[Stored records]

■ ■ ■

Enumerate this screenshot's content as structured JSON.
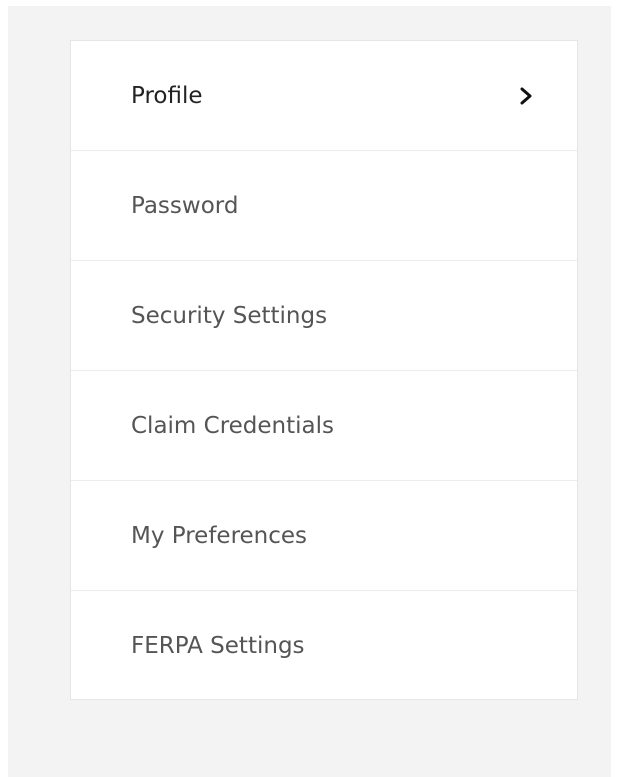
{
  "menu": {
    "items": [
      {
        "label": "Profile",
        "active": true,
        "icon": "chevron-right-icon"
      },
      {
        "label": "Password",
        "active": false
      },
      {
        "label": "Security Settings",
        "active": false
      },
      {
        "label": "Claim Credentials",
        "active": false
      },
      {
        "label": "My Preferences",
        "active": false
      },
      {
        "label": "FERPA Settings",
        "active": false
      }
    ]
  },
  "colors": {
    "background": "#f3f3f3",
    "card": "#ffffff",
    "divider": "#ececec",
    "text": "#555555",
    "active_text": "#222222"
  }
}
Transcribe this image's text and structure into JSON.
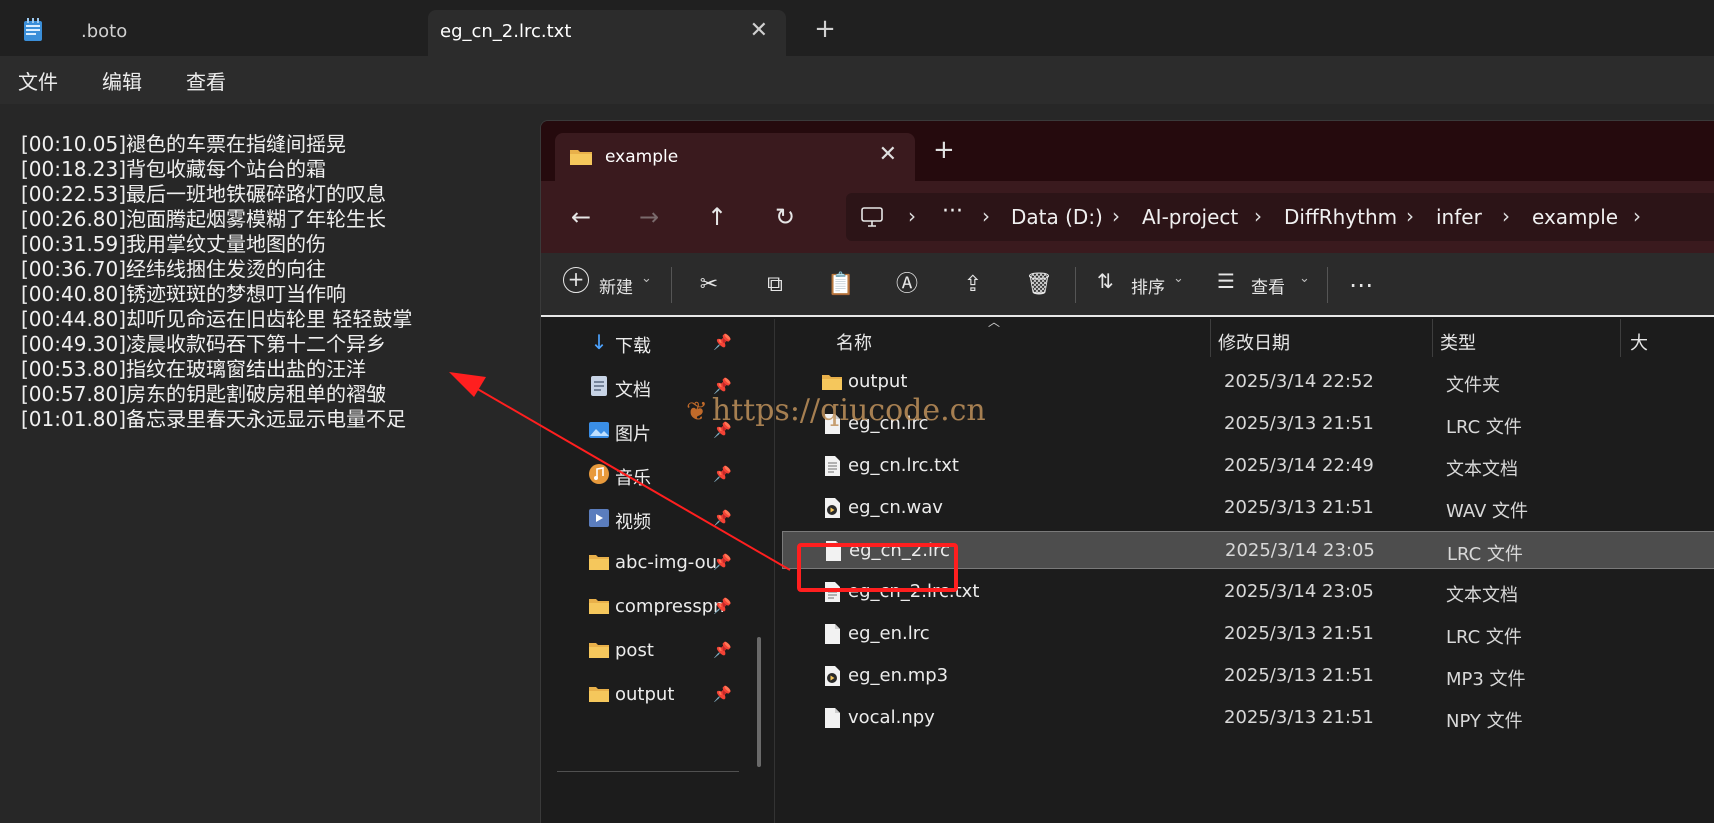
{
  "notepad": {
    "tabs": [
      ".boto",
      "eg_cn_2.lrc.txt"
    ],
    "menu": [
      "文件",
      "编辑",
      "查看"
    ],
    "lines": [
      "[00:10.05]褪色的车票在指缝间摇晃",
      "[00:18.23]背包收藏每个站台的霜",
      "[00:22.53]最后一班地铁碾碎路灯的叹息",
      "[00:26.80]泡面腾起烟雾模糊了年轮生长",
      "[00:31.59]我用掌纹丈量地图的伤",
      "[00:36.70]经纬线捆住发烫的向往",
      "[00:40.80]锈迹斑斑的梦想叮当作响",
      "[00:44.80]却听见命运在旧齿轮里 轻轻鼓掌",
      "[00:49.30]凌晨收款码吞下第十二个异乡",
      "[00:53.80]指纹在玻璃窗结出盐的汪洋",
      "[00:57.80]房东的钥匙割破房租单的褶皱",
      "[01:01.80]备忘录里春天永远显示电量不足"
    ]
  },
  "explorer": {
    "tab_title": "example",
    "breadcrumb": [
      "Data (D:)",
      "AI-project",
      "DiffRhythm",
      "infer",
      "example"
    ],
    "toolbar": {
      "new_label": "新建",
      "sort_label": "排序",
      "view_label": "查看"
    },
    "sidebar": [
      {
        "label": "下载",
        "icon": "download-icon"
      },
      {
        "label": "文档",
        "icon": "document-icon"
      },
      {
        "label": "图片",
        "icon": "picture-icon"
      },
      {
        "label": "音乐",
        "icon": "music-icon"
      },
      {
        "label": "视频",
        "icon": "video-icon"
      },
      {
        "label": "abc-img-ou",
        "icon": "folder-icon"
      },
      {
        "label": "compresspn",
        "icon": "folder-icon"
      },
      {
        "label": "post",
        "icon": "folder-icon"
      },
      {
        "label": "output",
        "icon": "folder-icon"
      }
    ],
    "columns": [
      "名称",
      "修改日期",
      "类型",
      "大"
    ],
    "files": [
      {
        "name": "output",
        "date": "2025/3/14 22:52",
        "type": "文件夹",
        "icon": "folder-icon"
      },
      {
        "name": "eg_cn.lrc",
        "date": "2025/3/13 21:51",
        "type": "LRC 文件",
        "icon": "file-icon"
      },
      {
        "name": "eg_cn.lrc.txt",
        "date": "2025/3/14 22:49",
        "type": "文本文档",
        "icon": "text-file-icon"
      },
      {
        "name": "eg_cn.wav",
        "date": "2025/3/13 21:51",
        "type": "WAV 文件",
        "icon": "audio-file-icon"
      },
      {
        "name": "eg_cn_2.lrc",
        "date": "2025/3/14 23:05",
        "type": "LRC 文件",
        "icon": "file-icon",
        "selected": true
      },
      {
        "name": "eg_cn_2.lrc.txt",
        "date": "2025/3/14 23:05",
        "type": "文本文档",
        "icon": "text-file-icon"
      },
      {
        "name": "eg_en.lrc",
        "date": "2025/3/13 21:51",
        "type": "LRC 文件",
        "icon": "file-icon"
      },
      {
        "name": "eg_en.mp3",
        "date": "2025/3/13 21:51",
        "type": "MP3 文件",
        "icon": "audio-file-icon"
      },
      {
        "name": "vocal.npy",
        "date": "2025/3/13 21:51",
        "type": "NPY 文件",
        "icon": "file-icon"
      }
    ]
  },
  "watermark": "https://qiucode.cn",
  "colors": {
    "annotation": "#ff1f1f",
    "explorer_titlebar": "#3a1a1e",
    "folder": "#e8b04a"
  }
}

■ ■ ■

GIVEN TASK :: Quote every entry exactly, with the pictures omitted.

ANSWER TO THIS PROBLEM ::
Enumerate this screenshot's content as structured JSON.
{
  "menu": {
    "items": [
      {
        "label": "Profile",
        "active": true,
        "icon": "chevron-right-icon"
      },
      {
        "label": "Password",
        "active": false
      },
      {
        "label": "Security Settings",
        "active": false
      },
      {
        "label": "Claim Credentials",
        "active": false
      },
      {
        "label": "My Preferences",
        "active": false
      },
      {
        "label": "FERPA Settings",
        "active": false
      }
    ]
  },
  "colors": {
    "background": "#f3f3f3",
    "card": "#ffffff",
    "divider": "#ececec",
    "text": "#555555",
    "active_text": "#222222"
  }
}
Transcribe this image's text and structure into JSON.
{
  "notepad": {
    "tabs": [
      ".boto",
      "eg_cn_2.lrc.txt"
    ],
    "menu": [
      "文件",
      "编辑",
      "查看"
    ],
    "lines": [
      "[00:10.05]褪色的车票在指缝间摇晃",
      "[00:18.23]背包收藏每个站台的霜",
      "[00:22.53]最后一班地铁碾碎路灯的叹息",
      "[00:26.80]泡面腾起烟雾模糊了年轮生长",
      "[00:31.59]我用掌纹丈量地图的伤",
      "[00:36.70]经纬线捆住发烫的向往",
      "[00:40.80]锈迹斑斑的梦想叮当作响",
      "[00:44.80]却听见命运在旧齿轮里 轻轻鼓掌",
      "[00:49.30]凌晨收款码吞下第十二个异乡",
      "[00:53.80]指纹在玻璃窗结出盐的汪洋",
      "[00:57.80]房东的钥匙割破房租单的褶皱",
      "[01:01.80]备忘录里春天永远显示电量不足"
    ]
  },
  "explorer": {
    "tab_title": "example",
    "breadcrumb": [
      "Data (D:)",
      "AI-project",
      "DiffRhythm",
      "infer",
      "example"
    ],
    "toolbar": {
      "new_label": "新建",
      "sort_label": "排序",
      "view_label": "查看"
    },
    "sidebar": [
      {
        "label": "下载",
        "icon": "download-icon"
      },
      {
        "label": "文档",
        "icon": "document-icon"
      },
      {
        "label": "图片",
        "icon": "picture-icon"
      },
      {
        "label": "音乐",
        "icon": "music-icon"
      },
      {
        "label": "视频",
        "icon": "video-icon"
      },
      {
        "label": "abc-img-ou",
        "icon": "folder-icon"
      },
      {
        "label": "compresspn",
        "icon": "folder-icon"
      },
      {
        "label": "post",
        "icon": "folder-icon"
      },
      {
        "label": "output",
        "icon": "folder-icon"
      }
    ],
    "columns": [
      "名称",
      "修改日期",
      "类型",
      "大"
    ],
    "files": [
      {
        "name": "output",
        "date": "2025/3/14 22:52",
        "type": "文件夹",
        "icon": "folder-icon"
      },
      {
        "name": "eg_cn.lrc",
        "date": "2025/3/13 21:51",
        "type": "LRC 文件",
        "icon": "file-icon"
      },
      {
        "name": "eg_cn.lrc.txt",
        "date": "2025/3/14 22:49",
        "type": "文本文档",
        "icon": "text-file-icon"
      },
      {
        "name": "eg_cn.wav",
        "date": "2025/3/13 21:51",
        "type": "WAV 文件",
        "icon": "audio-file-icon"
      },
      {
        "name": "eg_cn_2.lrc",
        "date": "2025/3/14 23:05",
        "type": "LRC 文件",
        "icon": "file-icon",
        "selected": true
      },
      {
        "name": "eg_cn_2.lrc.txt",
        "date": "2025/3/14 23:05",
        "type": "文本文档",
        "icon": "text-file-icon"
      },
      {
        "name": "eg_en.lrc",
        "date": "2025/3/13 21:51",
        "type": "LRC 文件",
        "icon": "file-icon"
      },
      {
        "name": "eg_en.mp3",
        "date": "2025/3/13 21:51",
        "type": "MP3 文件",
        "icon": "audio-file-icon"
      },
      {
        "name": "vocal.npy",
        "date": "2025/3/13 21:51",
        "type": "NPY 文件",
        "icon": "file-icon"
      }
    ]
  },
  "watermark": "https://qiucode.cn",
  "colors": {
    "annotation": "#ff1f1f",
    "explorer_titlebar": "#3a1a1e",
    "folder": "#e8b04a"
  }
}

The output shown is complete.